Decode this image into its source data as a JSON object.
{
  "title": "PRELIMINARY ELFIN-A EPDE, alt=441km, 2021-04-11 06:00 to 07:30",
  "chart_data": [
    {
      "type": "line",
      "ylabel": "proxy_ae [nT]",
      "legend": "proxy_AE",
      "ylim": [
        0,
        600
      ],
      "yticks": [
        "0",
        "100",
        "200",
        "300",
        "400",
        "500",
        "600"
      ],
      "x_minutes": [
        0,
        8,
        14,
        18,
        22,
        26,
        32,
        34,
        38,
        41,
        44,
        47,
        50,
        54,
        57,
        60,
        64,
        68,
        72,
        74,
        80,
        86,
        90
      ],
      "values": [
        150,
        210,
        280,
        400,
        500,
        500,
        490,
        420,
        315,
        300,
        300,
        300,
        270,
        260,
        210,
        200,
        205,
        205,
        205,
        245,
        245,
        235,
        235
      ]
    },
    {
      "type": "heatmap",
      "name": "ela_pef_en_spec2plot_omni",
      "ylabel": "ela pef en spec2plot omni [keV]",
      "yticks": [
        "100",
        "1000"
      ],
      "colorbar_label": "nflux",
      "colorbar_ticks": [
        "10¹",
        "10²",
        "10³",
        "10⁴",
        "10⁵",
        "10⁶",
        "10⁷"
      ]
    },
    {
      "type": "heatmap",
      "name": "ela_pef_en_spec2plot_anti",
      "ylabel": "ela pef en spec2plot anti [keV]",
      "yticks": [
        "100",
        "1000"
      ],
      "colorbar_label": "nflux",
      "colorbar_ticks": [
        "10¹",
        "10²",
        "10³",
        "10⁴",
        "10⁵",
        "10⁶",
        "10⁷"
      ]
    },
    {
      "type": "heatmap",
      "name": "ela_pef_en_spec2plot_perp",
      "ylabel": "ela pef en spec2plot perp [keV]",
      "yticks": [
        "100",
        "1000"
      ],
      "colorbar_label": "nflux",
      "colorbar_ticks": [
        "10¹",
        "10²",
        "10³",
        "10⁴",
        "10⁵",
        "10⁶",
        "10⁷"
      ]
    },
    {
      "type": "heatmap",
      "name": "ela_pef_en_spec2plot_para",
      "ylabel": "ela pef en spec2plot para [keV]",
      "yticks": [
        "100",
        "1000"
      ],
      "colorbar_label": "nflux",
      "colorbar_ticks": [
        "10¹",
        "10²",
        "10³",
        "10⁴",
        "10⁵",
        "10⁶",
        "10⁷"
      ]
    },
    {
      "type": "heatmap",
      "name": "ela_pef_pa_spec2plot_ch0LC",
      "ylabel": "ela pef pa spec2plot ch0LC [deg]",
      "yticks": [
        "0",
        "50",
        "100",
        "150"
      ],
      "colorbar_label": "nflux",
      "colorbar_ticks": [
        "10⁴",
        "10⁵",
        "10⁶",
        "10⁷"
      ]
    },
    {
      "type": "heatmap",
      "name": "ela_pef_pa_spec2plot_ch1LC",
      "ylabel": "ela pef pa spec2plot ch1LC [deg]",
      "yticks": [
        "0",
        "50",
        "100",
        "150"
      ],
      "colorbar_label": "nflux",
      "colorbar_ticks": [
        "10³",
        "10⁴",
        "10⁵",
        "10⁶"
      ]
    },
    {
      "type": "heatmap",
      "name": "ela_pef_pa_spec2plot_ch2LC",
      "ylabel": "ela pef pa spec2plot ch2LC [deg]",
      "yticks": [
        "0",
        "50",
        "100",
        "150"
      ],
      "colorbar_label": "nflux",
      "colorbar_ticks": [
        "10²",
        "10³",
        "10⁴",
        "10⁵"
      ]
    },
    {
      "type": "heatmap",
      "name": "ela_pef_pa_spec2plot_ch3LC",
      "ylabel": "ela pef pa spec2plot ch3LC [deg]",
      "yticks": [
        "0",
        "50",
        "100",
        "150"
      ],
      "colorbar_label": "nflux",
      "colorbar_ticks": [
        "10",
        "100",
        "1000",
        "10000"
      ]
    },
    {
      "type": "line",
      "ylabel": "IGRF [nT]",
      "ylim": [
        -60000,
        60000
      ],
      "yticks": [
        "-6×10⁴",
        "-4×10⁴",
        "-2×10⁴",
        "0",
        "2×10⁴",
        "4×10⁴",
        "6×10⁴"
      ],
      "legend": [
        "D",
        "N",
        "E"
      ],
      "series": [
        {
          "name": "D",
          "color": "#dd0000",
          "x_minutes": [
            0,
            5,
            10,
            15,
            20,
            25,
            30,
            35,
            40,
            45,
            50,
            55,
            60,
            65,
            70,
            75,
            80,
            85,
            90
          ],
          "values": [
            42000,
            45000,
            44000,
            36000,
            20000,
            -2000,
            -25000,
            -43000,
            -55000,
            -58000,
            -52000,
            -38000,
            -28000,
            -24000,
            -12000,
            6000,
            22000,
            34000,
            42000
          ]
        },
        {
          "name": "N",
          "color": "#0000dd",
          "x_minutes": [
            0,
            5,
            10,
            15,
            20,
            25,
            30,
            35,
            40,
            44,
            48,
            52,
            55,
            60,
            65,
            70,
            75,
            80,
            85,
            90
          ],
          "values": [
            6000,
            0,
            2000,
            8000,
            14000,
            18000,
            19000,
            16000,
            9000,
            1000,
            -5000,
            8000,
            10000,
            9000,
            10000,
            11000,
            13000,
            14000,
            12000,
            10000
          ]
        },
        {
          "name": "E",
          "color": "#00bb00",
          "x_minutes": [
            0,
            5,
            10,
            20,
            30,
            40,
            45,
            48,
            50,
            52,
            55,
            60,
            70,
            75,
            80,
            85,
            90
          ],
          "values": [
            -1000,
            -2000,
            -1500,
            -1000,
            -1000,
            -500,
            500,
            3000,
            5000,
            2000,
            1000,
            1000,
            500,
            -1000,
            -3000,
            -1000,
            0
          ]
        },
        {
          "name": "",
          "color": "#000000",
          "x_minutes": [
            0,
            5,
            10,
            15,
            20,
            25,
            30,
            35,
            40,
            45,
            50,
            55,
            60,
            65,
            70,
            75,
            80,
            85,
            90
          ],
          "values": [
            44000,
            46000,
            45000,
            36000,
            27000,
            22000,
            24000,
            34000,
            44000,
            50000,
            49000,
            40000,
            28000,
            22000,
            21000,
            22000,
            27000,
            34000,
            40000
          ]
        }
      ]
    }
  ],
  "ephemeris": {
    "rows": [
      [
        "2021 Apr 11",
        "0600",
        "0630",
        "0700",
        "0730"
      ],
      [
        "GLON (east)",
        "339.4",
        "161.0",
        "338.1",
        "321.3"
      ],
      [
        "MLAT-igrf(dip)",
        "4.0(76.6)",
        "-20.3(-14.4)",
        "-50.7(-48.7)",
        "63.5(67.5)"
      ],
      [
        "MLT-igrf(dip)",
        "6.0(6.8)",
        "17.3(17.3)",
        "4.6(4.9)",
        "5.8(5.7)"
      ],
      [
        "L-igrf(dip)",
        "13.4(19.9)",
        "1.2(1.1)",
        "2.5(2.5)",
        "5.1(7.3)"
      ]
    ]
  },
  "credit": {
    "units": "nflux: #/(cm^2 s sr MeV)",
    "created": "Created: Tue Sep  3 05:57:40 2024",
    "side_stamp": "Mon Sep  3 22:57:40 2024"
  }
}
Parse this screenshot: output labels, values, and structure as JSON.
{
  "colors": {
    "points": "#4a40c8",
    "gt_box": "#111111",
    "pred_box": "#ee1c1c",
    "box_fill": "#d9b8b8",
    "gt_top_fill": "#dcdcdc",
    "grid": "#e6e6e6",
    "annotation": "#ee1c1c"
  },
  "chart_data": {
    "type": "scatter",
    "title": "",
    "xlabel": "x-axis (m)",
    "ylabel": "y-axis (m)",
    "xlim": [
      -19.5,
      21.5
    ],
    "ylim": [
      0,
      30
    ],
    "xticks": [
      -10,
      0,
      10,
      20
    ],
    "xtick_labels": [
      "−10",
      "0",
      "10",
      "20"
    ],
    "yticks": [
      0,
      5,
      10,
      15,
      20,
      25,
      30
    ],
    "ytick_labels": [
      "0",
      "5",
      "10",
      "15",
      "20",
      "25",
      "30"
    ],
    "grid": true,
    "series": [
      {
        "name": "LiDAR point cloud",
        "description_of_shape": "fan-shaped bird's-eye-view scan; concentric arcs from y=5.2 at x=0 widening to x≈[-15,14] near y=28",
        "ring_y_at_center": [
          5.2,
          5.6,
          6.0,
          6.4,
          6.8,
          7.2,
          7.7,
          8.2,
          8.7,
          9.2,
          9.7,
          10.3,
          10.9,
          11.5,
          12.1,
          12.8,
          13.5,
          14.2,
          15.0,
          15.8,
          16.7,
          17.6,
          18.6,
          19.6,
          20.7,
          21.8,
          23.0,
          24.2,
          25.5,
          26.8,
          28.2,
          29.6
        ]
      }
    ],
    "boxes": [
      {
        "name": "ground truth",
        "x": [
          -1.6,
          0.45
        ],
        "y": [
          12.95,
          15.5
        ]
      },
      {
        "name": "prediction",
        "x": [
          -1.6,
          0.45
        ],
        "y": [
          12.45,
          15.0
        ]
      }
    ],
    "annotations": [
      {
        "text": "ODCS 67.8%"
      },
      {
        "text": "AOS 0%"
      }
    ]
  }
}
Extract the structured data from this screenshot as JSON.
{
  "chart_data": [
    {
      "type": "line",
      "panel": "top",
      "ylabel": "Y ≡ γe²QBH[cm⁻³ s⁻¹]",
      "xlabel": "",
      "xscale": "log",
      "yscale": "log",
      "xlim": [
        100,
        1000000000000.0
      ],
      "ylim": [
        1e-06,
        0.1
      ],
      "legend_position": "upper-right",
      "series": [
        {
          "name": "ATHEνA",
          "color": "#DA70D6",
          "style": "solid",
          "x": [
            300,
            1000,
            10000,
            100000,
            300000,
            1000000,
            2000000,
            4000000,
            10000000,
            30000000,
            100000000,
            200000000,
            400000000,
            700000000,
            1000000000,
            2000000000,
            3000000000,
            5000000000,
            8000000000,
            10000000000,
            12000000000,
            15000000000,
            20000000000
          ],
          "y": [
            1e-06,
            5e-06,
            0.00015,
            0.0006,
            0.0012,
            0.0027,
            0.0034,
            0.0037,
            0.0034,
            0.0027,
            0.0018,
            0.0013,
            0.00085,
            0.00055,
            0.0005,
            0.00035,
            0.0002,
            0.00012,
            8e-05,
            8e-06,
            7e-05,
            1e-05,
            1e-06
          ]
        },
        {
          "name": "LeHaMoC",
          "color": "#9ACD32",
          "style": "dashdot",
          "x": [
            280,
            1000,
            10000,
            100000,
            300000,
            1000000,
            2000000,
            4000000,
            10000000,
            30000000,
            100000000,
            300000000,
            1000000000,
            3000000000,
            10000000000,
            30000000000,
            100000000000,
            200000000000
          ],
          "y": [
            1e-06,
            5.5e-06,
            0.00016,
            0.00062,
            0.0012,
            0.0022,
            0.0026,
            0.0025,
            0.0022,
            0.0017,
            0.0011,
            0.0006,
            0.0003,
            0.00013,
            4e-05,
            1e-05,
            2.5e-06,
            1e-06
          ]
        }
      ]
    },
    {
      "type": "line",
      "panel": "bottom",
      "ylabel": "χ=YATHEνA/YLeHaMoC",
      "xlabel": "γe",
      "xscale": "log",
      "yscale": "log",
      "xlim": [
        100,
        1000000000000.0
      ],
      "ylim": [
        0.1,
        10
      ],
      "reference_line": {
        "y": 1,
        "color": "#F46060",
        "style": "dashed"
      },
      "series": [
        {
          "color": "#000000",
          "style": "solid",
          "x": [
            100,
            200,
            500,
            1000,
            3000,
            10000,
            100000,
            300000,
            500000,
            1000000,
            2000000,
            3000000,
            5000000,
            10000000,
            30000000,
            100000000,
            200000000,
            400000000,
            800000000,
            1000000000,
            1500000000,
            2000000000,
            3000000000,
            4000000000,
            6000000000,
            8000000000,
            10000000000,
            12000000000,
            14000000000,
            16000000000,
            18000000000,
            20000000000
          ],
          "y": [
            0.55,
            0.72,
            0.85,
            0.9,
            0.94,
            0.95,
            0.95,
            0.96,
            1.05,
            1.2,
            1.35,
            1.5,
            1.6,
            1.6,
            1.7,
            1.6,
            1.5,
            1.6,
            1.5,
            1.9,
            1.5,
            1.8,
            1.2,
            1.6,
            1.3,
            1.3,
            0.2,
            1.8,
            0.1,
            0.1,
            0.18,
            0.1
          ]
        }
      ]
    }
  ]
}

■ **WHAT IS ASKED**: Find every line above that contains the word "this", and return each one.

■ **SOLUTION BELOW**:
Decode this image into its source data as a JSON object.
Parse this screenshot: output labels, values, and structure as JSON.
Extract the structured data from this screenshot as JSON.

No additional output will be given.